■ **REQUIREMENTS**
Your task is to copy every line of this material exactly.

■ **RECORDS TO PROCESS**

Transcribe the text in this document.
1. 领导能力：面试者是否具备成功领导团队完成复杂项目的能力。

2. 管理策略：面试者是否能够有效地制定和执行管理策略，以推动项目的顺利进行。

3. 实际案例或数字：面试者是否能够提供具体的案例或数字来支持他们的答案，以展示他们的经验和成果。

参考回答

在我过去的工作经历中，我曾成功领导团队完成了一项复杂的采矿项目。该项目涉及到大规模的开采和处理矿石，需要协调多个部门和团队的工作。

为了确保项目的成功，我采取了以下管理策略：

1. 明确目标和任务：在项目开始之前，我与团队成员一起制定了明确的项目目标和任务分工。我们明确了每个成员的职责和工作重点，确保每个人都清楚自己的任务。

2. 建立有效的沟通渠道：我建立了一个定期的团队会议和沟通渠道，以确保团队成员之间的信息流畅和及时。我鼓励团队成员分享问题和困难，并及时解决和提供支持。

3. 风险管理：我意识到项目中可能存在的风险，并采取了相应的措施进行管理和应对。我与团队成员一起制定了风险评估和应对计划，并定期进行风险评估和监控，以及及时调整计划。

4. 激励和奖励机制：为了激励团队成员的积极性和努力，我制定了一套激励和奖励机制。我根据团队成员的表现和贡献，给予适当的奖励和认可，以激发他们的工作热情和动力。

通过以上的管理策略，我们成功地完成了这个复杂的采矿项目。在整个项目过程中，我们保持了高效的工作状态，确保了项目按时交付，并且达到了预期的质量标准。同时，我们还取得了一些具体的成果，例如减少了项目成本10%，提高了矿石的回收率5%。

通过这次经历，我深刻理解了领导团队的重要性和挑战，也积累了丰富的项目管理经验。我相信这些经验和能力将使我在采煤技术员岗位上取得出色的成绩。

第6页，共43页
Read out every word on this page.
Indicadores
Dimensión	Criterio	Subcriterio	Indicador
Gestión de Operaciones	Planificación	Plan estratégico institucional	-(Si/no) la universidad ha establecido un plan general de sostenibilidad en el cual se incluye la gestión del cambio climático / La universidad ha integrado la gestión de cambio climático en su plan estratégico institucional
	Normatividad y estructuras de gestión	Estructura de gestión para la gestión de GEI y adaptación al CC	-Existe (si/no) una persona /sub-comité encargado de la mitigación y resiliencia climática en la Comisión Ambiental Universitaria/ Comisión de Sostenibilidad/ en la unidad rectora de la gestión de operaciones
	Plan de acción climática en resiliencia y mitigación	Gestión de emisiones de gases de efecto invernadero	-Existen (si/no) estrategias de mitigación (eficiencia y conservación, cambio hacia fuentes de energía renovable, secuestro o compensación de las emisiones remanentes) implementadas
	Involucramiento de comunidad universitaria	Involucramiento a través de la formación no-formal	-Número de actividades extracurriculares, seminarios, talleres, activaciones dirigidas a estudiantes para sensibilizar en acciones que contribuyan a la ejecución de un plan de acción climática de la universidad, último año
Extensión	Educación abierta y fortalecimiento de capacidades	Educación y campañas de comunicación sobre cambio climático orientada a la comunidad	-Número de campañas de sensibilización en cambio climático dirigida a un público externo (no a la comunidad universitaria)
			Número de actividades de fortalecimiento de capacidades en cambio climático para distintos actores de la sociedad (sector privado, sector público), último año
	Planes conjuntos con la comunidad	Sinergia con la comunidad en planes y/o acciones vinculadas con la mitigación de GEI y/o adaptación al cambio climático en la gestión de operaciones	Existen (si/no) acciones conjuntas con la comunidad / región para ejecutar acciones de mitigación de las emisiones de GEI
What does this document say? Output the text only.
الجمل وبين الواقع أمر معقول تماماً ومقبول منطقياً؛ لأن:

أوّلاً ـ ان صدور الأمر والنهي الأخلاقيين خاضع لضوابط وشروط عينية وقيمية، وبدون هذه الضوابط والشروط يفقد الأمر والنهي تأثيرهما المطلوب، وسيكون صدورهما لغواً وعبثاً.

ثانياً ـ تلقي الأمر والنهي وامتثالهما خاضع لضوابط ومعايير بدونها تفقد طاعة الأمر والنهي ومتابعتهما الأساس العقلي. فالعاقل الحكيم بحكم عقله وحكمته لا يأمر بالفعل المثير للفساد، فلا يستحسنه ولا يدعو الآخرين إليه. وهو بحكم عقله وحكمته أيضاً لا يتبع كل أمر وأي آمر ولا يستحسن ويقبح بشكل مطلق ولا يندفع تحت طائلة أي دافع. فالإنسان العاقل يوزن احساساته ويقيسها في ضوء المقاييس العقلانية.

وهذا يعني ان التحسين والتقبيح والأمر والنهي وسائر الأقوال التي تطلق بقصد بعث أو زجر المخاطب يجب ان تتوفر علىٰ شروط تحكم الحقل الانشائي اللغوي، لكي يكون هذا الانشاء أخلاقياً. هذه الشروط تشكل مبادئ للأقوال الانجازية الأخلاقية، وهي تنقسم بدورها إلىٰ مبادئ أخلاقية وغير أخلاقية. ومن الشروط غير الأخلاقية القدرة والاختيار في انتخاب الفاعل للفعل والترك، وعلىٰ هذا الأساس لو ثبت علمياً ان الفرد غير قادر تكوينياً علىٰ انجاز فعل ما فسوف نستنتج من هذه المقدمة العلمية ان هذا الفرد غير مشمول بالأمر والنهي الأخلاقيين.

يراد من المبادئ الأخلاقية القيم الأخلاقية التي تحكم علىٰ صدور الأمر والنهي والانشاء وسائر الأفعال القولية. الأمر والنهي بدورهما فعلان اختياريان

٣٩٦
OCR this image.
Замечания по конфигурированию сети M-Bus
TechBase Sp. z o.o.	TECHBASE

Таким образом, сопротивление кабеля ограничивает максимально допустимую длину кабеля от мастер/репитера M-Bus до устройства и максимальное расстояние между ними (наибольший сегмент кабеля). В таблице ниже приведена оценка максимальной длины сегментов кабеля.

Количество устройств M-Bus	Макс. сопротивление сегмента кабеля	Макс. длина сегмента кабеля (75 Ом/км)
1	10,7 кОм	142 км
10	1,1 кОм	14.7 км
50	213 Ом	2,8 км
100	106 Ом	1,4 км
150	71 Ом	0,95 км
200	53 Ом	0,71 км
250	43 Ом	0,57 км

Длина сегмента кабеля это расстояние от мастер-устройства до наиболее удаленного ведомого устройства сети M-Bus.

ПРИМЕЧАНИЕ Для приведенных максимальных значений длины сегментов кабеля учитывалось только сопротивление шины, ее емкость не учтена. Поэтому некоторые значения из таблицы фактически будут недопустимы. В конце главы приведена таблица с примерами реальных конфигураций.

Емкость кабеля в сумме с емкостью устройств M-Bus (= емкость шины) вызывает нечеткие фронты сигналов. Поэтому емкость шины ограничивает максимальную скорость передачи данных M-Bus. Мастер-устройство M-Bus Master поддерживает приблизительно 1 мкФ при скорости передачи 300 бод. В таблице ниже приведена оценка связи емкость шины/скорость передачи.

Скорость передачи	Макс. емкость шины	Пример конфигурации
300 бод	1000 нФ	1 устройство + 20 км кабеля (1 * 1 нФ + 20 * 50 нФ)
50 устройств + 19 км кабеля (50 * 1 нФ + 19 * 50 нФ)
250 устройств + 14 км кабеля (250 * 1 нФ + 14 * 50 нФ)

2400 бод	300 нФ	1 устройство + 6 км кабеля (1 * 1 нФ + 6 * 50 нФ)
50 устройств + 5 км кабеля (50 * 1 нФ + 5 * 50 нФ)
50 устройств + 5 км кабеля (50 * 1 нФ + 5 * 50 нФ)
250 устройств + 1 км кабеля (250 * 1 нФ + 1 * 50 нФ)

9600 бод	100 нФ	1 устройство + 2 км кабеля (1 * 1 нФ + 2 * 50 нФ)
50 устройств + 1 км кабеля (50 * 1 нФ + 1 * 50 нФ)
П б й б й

■ **REPLY TO THE EXERCISE**
Transcribe the text in this document.
1. 领导能力：面试者是否具备成功领导团队完成复杂项目的能力。

2. 管理策略：面试者是否能够有效地制定和执行管理策略，以推动项目的顺利进行。

3. 实际案例或数字：面试者是否能够提供具体的案例或数字来支持他们的答案，以展示他们的经验和成果。

参考回答

在我过去的工作经历中，我曾成功领导团队完成了一项复杂的采矿项目。该项目涉及到大规模的开采和处理矿石，需要协调多个部门和团队的工作。

为了确保项目的成功，我采取了以下管理策略：

1. 明确目标和任务：在项目开始之前，我与团队成员一起制定了明确的项目目标和任务分工。我们明确了每个成员的职责和工作重点，确保每个人都清楚自己的任务。

2. 建立有效的沟通渠道：我建立了一个定期的团队会议和沟通渠道，以确保团队成员之间的信息流畅和及时。我鼓励团队成员分享问题和困难，并及时解决和提供支持。

3. 风险管理：我意识到项目中可能存在的风险，并采取了相应的措施进行管理和应对。我与团队成员一起制定了风险评估和应对计划，并定期进行风险评估和监控，以及及时调整计划。

4. 激励和奖励机制：为了激励团队成员的积极性和努力，我制定了一套激励和奖励机制。我根据团队成员的表现和贡献，给予适当的奖励和认可，以激发他们的工作热情和动力。

通过以上的管理策略，我们成功地完成了这个复杂的采矿项目。在整个项目过程中，我们保持了高效的工作状态，确保了项目按时交付，并且达到了预期的质量标准。同时，我们还取得了一些具体的成果，例如减少了项目成本10%，提高了矿石的回收率5%。

通过这次经历，我深刻理解了领导团队的重要性和挑战，也积累了丰富的项目管理经验。我相信这些经验和能力将使我在采煤技术员岗位上取得出色的成绩。

第6页，共43页
Read out every word on this page.
Indicadores
Dimensión	Criterio	Subcriterio	Indicador
Gestión de Operaciones	Planificación	Plan estratégico institucional	-(Si/no) la universidad ha establecido un plan general de sostenibilidad en el cual se incluye la gestión del cambio climático / La universidad ha integrado la gestión de cambio climático en su plan estratégico institucional
	Normatividad y estructuras de gestión	Estructura de gestión para la gestión de GEI y adaptación al CC	-Existe (si/no) una persona /sub-comité encargado de la mitigación y resiliencia climática en la Comisión Ambiental Universitaria/ Comisión de Sostenibilidad/ en la unidad rectora de la gestión de operaciones
	Plan de acción climática en resiliencia y mitigación	Gestión de emisiones de gases de efecto invernadero	-Existen (si/no) estrategias de mitigación (eficiencia y conservación, cambio hacia fuentes de energía renovable, secuestro o compensación de las emisiones remanentes) implementadas
	Involucramiento de comunidad universitaria	Involucramiento a través de la formación no-formal	-Número de actividades extracurriculares, seminarios, talleres, activaciones dirigidas a estudiantes para sensibilizar en acciones que contribuyan a la ejecución de un plan de acción climática de la universidad, último año
Extensión	Educación abierta y fortalecimiento de capacidades	Educación y campañas de comunicación sobre cambio climático orientada a la comunidad	-Número de campañas de sensibilización en cambio climático dirigida a un público externo (no a la comunidad universitaria)
			Número de actividades de fortalecimiento de capacidades en cambio climático para distintos actores de la sociedad (sector privado, sector público), último año
	Planes conjuntos con la comunidad	Sinergia con la comunidad en planes y/o acciones vinculadas con la mitigación de GEI y/o adaptación al cambio climático en la gestión de operaciones	Existen (si/no) acciones conjuntas con la comunidad / región para ejecutar acciones de mitigación de las emisiones de GEI
What does this document say? Output the text only.
الجمل وبين الواقع أمر معقول تماماً ومقبول منطقياً؛ لأن:

أوّلاً ـ ان صدور الأمر والنهي الأخلاقيين خاضع لضوابط وشروط عينية وقيمية، وبدون هذه الضوابط والشروط يفقد الأمر والنهي تأثيرهما المطلوب، وسيكون صدورهما لغواً وعبثاً.

ثانياً ـ تلقي الأمر والنهي وامتثالهما خاضع لضوابط ومعايير بدونها تفقد طاعة الأمر والنهي ومتابعتهما الأساس العقلي. فالعاقل الحكيم بحكم عقله وحكمته لا يأمر بالفعل المثير للفساد، فلا يستحسنه ولا يدعو الآخرين إليه. وهو بحكم عقله وحكمته أيضاً لا يتبع كل أمر وأي آمر ولا يستحسن ويقبح بشكل مطلق ولا يندفع تحت طائلة أي دافع. فالإنسان العاقل يوزن احساساته ويقيسها في ضوء المقاييس العقلانية.

وهذا يعني ان التحسين والتقبيح والأمر والنهي وسائر الأقوال التي تطلق بقصد بعث أو زجر المخاطب يجب ان تتوفر علىٰ شروط تحكم الحقل الانشائي اللغوي، لكي يكون هذا الانشاء أخلاقياً. هذه الشروط تشكل مبادئ للأقوال الانجازية الأخلاقية، وهي تنقسم بدورها إلىٰ مبادئ أخلاقية وغير أخلاقية. ومن الشروط غير الأخلاقية القدرة والاختيار في انتخاب الفاعل للفعل والترك، وعلىٰ هذا الأساس لو ثبت علمياً ان الفرد غير قادر تكوينياً علىٰ انجاز فعل ما فسوف نستنتج من هذه المقدمة العلمية ان هذا الفرد غير مشمول بالأمر والنهي الأخلاقيين.

يراد من المبادئ الأخلاقية القيم الأخلاقية التي تحكم علىٰ صدور الأمر والنهي والانشاء وسائر الأفعال القولية. الأمر والنهي بدورهما فعلان اختياريان

٣٩٦
OCR this image.
Замечания по конфигурированию сети M-Bus
TechBase Sp. z o.o.	TECHBASE

Таким образом, сопротивление кабеля ограничивает максимально допустимую длину кабеля от мастер/репитера M-Bus до устройства и максимальное расстояние между ними (наибольший сегмент кабеля). В таблице ниже приведена оценка максимальной длины сегментов кабеля.

Количество устройств M-Bus	Макс. сопротивление сегмента кабеля	Макс. длина сегмента кабеля (75 Ом/км)
1	10,7 кОм	142 км
10	1,1 кОм	14.7 км
50	213 Ом	2,8 км
100	106 Ом	1,4 км
150	71 Ом	0,95 км
200	53 Ом	0,71 км
250	43 Ом	0,57 км

Длина сегмента кабеля это расстояние от мастер-устройства до наиболее удаленного ведомого устройства сети M-Bus.

ПРИМЕЧАНИЕ Для приведенных максимальных значений длины сегментов кабеля учитывалось только сопротивление шины, ее емкость не учтена. Поэтому некоторые значения из таблицы фактически будут недопустимы. В конце главы приведена таблица с примерами реальных конфигураций.

Емкость кабеля в сумме с емкостью устройств M-Bus (= емкость шины) вызывает нечеткие фронты сигналов. Поэтому емкость шины ограничивает максимальную скорость передачи данных M-Bus. Мастер-устройство M-Bus Master поддерживает приблизительно 1 мкФ при скорости передачи 300 бод. В таблице ниже приведена оценка связи емкость шины/скорость передачи.

Скорость передачи	Макс. емкость шины	Пример конфигурации
300 бод	1000 нФ	1 устройство + 20 км кабеля (1 * 1 нФ + 20 * 50 нФ)
50 устройств + 19 км кабеля (50 * 1 нФ + 19 * 50 нФ)
250 устройств + 14 км кабеля (250 * 1 нФ + 14 * 50 нФ)

2400 бод	300 нФ	1 устройство + 6 км кабеля (1 * 1 нФ + 6 * 50 нФ)
50 устройств + 5 км кабеля (50 * 1 нФ + 5 * 50 нФ)
50 устройств + 5 км кабеля (50 * 1 нФ + 5 * 50 нФ)
250 устройств + 1 км кабеля (250 * 1 нФ + 1 * 50 нФ)

9600 бод	100 нФ	1 устройство + 2 км кабеля (1 * 1 нФ + 2 * 50 нФ)
50 устройств + 1 км кабеля (50 * 1 нФ + 1 * 50 нФ)
П б й б й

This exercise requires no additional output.